Reformat the lines of the item below as a numbered list, omitting blank lines and leaving out the picture.

<<<<

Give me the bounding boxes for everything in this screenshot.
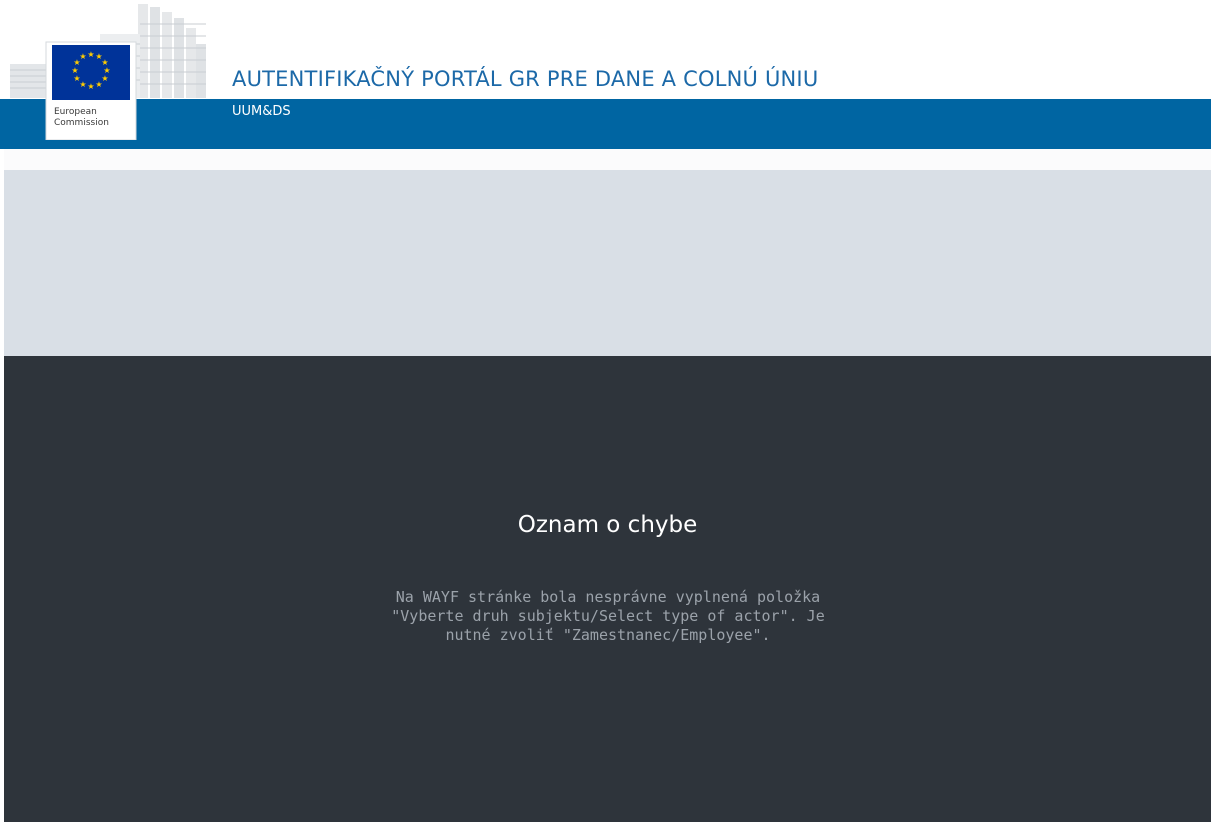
logo-text-european: European xyxy=(54,107,97,117)
error-panel: Oznam o chybe Na WAYF stránke bola nespr… xyxy=(4,356,1211,822)
svg-text:★: ★ xyxy=(87,82,94,91)
grey-banner xyxy=(4,170,1211,356)
logo-text-commission: Commission xyxy=(54,118,109,128)
portal-subtitle: UUM&DS xyxy=(232,104,291,119)
error-title: Oznam o chybe xyxy=(517,512,698,538)
svg-text:★: ★ xyxy=(95,80,102,89)
european-commission-logo[interactable]: ★ ★ ★ ★ ★ ★ ★ ★ ★ ★ ★ ★ European Commiss… xyxy=(10,4,206,140)
svg-text:★: ★ xyxy=(79,52,86,61)
svg-text:★: ★ xyxy=(87,50,94,59)
site-header: ★ ★ ★ ★ ★ ★ ★ ★ ★ ★ ★ ★ European Commiss… xyxy=(0,0,1211,170)
svg-text:★: ★ xyxy=(73,74,80,83)
eu-flag-icon: ★ ★ ★ ★ ★ ★ ★ ★ ★ ★ ★ ★ xyxy=(52,45,130,100)
header-separator xyxy=(0,149,1211,170)
svg-text:★: ★ xyxy=(71,66,78,75)
portal-title: AUTENTIFIKAČNÝ PORTÁL GR PRE DANE A COLN… xyxy=(232,67,819,91)
error-message: Na WAYF stránke bola nesprávne vyplnená … xyxy=(391,588,825,644)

>>>>

THE OUTPUT:
1. Give me the bounding boxes for everything in this screenshot.
2. logo-text-european: European xyxy=(54,107,97,117)
3. error-panel: Oznam o chybe Na WAYF stránke bola nespr… xyxy=(4,356,1211,822)
4. svg-text:★: ★ xyxy=(87,82,94,91)
5. grey-banner xyxy=(4,170,1211,356)
6. logo-text-commission: Commission xyxy=(54,118,109,128)
7. portal-subtitle: UUM&DS xyxy=(232,104,291,119)
8. error-title: Oznam o chybe xyxy=(517,512,698,538)
9. svg-text:★: ★ xyxy=(95,80,102,89)
10. european-commission-logo[interactable]: ★ ★ ★ ★ ★ ★ ★ ★ ★ ★ ★ ★ European Commiss… xyxy=(10,4,206,140)
11. svg-text:★: ★ xyxy=(79,52,86,61)
12. svg-text:★: ★ xyxy=(87,50,94,59)
13. site-header: ★ ★ ★ ★ ★ ★ ★ ★ ★ ★ ★ ★ European Commiss… xyxy=(0,0,1211,170)
14. svg-text:★: ★ xyxy=(73,74,80,83)
15. eu-flag-icon: ★ ★ ★ ★ ★ ★ ★ ★ ★ ★ ★ ★ xyxy=(52,45,130,100)
16. header-separator xyxy=(0,149,1211,170)
17. svg-text:★: ★ xyxy=(71,66,78,75)
18. portal-title: AUTENTIFIKAČNÝ PORTÁL GR PRE DANE A COLN… xyxy=(232,67,819,91)
19. error-message: Na WAYF stránke bola nesprávne vyplnená … xyxy=(391,588,825,644)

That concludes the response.